WHAT THE TASK ASKS =>
In the entries below, find every line with "Messe" and copy it.

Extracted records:
————

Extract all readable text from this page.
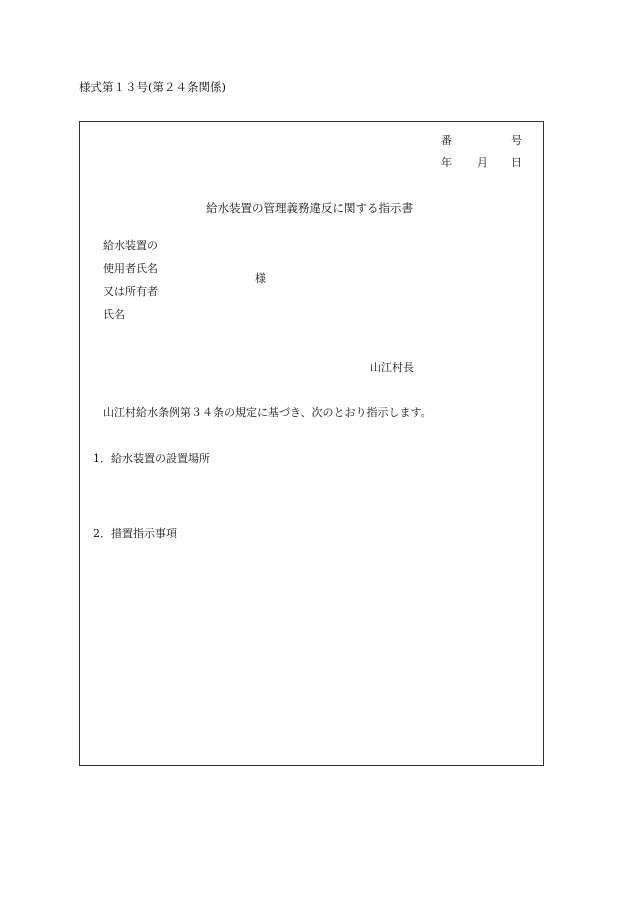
様式第１３号(第２４条関係)
番	号
年 月 日
給水装置の管理義務違反に関する指示書
給水装置の
使用者氏名
又は所有者
氏名
様
山江村長
山江村給水条例第３４条の規定に基づき、次のとおり指示します。
1．給水装置の設置場所
2．措置指示事項
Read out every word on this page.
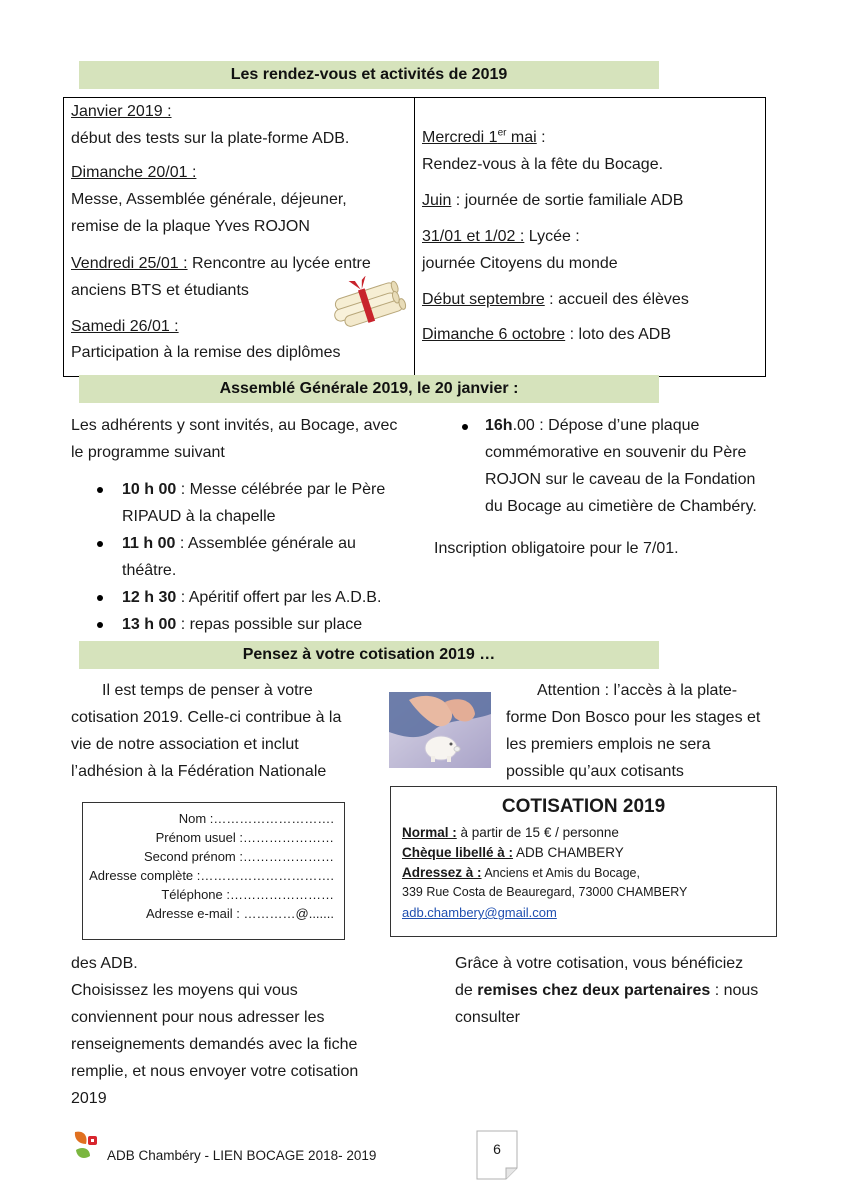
Les rendez-vous et activités de 2019
Janvier 2019 :
début des tests sur la plate-forme ADB.
Dimanche 20/01 :
Messe, Assemblée générale, déjeuner,
remise de la plaque Yves ROJON
Vendredi 25/01 : Rencontre au lycée entre
anciens BTS et étudiants
Samedi 26/01 :
Participation à la remise des diplômes
Mercredi 1er mai :
Rendez-vous à la fête du Bocage.
Juin : journée de sortie familiale ADB
31/01 et 1/02 : Lycée :
journée Citoyens du monde
Début septembre : accueil des élèves
Dimanche 6 octobre : loto des ADB
Assemblé Générale 2019, le 20 janvier :
Les adhérents y sont invités, au Bocage, avec
le programme suivant
10 h 00 : Messe célébrée par le Père
RIPAUD à la chapelle
11 h 00 : Assemblée générale au
théâtre.
12 h 30 : Apéritif offert par les A.D.B.
13 h 00 : repas possible sur place
16h.00 : Dépose d’une plaque
commémorative en souvenir du Père
ROJON sur le caveau de la Fondation
du Bocage au cimetière de Chambéry.
Inscription obligatoire pour le 7/01.
Pensez à votre cotisation 2019 …
Il est temps de penser à votre
cotisation 2019. Celle-ci contribue à la
vie de notre association et inclut
l’adhésion à la Fédération Nationale
Attention : l’accès à la plate-
forme Don Bosco pour les stages et
les premiers emplois ne sera
possible qu’aux cotisants
Nom :……………………….
Prénom usuel :…………………
Second prénom :…………………
Adresse complète :………………………….
Téléphone :……………………
Adresse e-mail : …………@.......
COTISATION 2019
Normal : à partir de 15 € / personne
Chèque libellé à : ADB CHAMBERY
Adressez à : Anciens et Amis du Bocage,
339 Rue Costa de Beauregard, 73000 CHAMBERY
adb.chambery@gmail.com
des ADB.
Choisissez les moyens qui vous
conviennent pour nous adresser les
renseignements demandés avec la fiche
remplie, et nous envoyer votre cotisation
2019
Grâce à votre cotisation, vous bénéficiez
de remises chez deux partenaires : nous
consulter
ADB Chambéry - LIEN BOCAGE 2018- 2019	6
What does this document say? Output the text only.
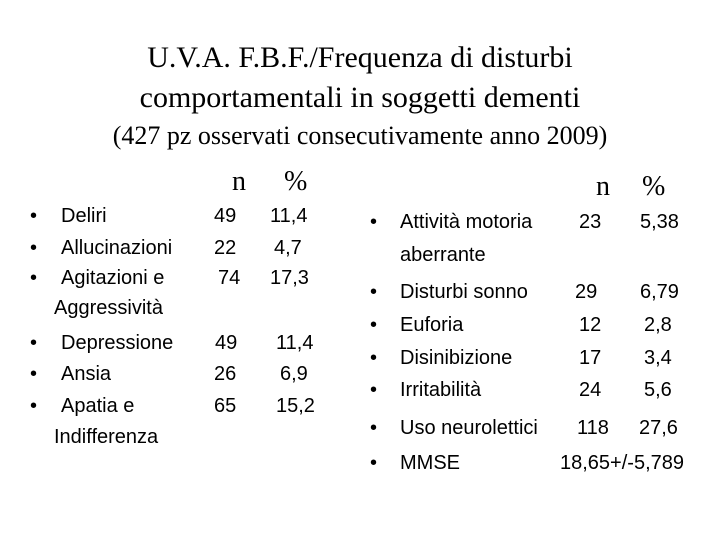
U.V.A. F.B.F./Frequenza di disturbi
comportamentali in soggetti dementi
(427 pz osservati consecutivamente anno 2009)
n %
• Deliri	49 11,4
• Allucinazioni 22 4,7
• Agitazioni e	74 17,3
Aggressività
• Depressione 49 11,4
• Ansia	26 6,9
• Apatia e	65 15,2
Indifferenza
n %
• Attività motoria 23 5,38
aberrante
• Disturbi sonno 29 6,79
• Euforia	12 2,8
• Disinibizione	17 3,4
• Irritabilità	24 5,6
• Uso neurolettici 118 27,6
• MMSE	18,65+/-5,789
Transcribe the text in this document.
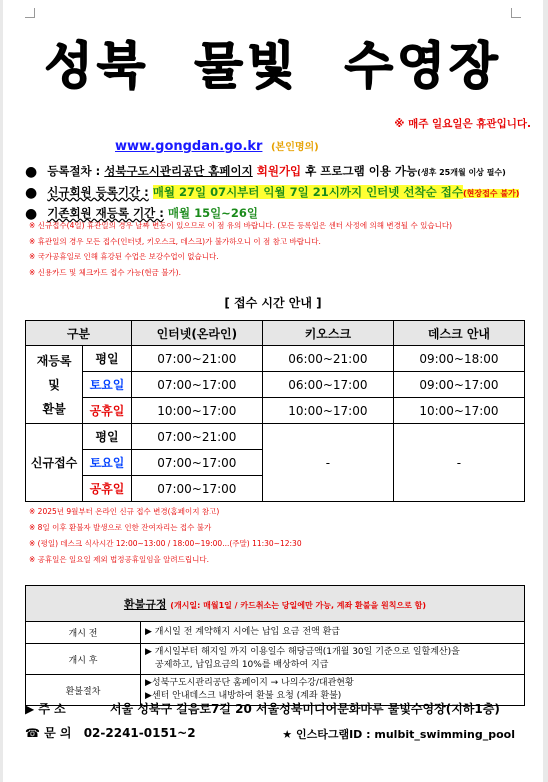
성북 물빛 수영장
※ 매주 일요일은 휴관입니다.
www.gongdan.go.kr (본인명의)
● 등록절차 : 성북구도시관리공단 홈페이지 회원가입 후 프로그램 이용 가능(생후 25개월 이상 필수)
● 신규회원 등록기간 : 매월 27일 07시부터 익월 7일 21시까지 인터넷 선착순 접수(현장접수 불가)
● 기존회원 재등록 기간 : 매월 15일~26일
※ 신규접수(4일) 휴관일의 경우 날짜 변동이 있으므로 이 점 유의 바랍니다. (모든 등록일은 센터 사정에 의해 변경될 수 있습니다)
※ 휴관일의 경우 모든 접수(인터넷, 키오스크, 데스크)가 불가하오니 이 점 참고 바랍니다.
※ 국가공휴일로 인해 휴강된 수업은 보강수업이 없습니다.
※ 신용카드 및 체크카드 접수 가능(현금 불가).
[ 접수 시간 안내 ]
구분		인터넷(온라인)	키오스크	데스크 안내

재등록
및
환불	평일	07:00~21:00	06:00~21:00	09:00~18:00
	토요일	07:00~17:00	06:00~17:00	09:00~17:00
	공휴일	10:00~17:00	10:00~17:00	10:00~17:00
신규접수	평일	07:00~21:00	-	-
	토요일	07:00~17:00		
	공휴일	07:00~17:00		
※ 2025년 9월부터 온라인 신규 접수 변경(홈페이지 참고)
※ 8일 이후 환불자 발생으로 인한 잔여자리는 접수 불가
※ (평일) 데스크 식사시간 12:00~13:00 / 18:00~19:00...(주말) 11:30~12:30
※ 공휴일은 일요일 제외 법정공휴일임을 알려드립니다.
환불규정 (개시일: 매월1일 / 카드취소는 당일에만 가능, 계좌 환불을 원칙으로 함)	
개시 전	▶ 개시일 전 계약해지 시에는 납입 요금 전액 환급

개시 후	▶ 개시일부터 해지일 까지 이용일수 해당금액(1개월 30일 기준으로 일할계산)을
공제하고, 납입요금의 10%를 배상하여 지급

환불절차	▶성북구도시관리공단 홈페이지 → 나의수강/대관현황
▶센터 안내데스크 내방하여 환불 요청 (계좌 환불)
▶ 주 소	서울 성북구 길음로7길 20 서울성북미디어문화마루 물빛수영장(지하1층)
☎ 문 의 02-2241-0151~2	★ 인스타그램ID : mulbit_swimming_pool
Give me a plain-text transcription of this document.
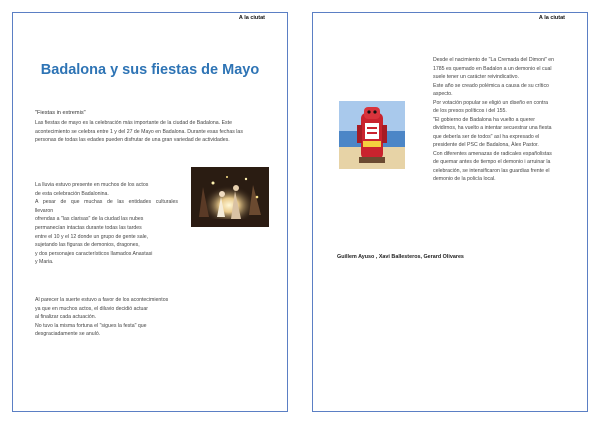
A la ciutat
Badalona y sus fiestas de Mayo
"Fiestas in extremis"
Las fiestas de mayo es la celebración más importante de la ciudad de Badalona. Este
acontecimiento se celebra entre 1 y del 27 de Mayo en Badalona. Durante esas fechas las
personas de todas las edades pueden disfrutar de una gran variedad de actividades.
La lluvia estuvo presente en muchos de los actos
de esta celebración Badalonina.
A pesar de que muchas de las entidades culturales
llevaron
ofrendas a "las clarisas" de la ciudad las nubes
permanecían intactas durante todas las tardes
entre el 10 y el 12 donde un grupo de gente sale,
sujetando las figuras de demonios, dragones,
y dos personajes característicos llamados Anastasi
y Maria.
Al parecer la suerte estuvo a favor de los acontecimientos
ya que en muchos actos, el diluvio decidió actuar
al finalizar cada actuación.
No tuvo la misma fortuna el "sigues la festa" que
desgraciadamente se anuló.
A la ciutat
Desde el nacimiento de "La Cremada del Dimoni" en
1785 es quemado en Badalon a un demonio el cual
suele tener un carácter reivindicativo.
Este año se creado polémica a causa de su crítico
aspecto.
Por votación popular se eligió un diseño en contra
de los presos políticos i del 155.
"El gobierno de Badalona ha vuelto a querer
dividirnos, ha vuelto a intentar secuestrar una fiesta
que debería ser de todos" así ha expresado el
presidente del PSC de Badalona, Àlex Pastor.
Con diferentes amenazas de radicales españolistas
de quemar antes de tiempo el demonio i arruinar la
celebración, se intensificaron las guardias frente el
demonio de la policía local.
Guillem Ayuso , Xavi Ballesteros, Gerard Olivares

————

FINAL RESULT =>
Messe, Assemblée générale, déjeuner,
10 h 00 : Messe célébrée par le Père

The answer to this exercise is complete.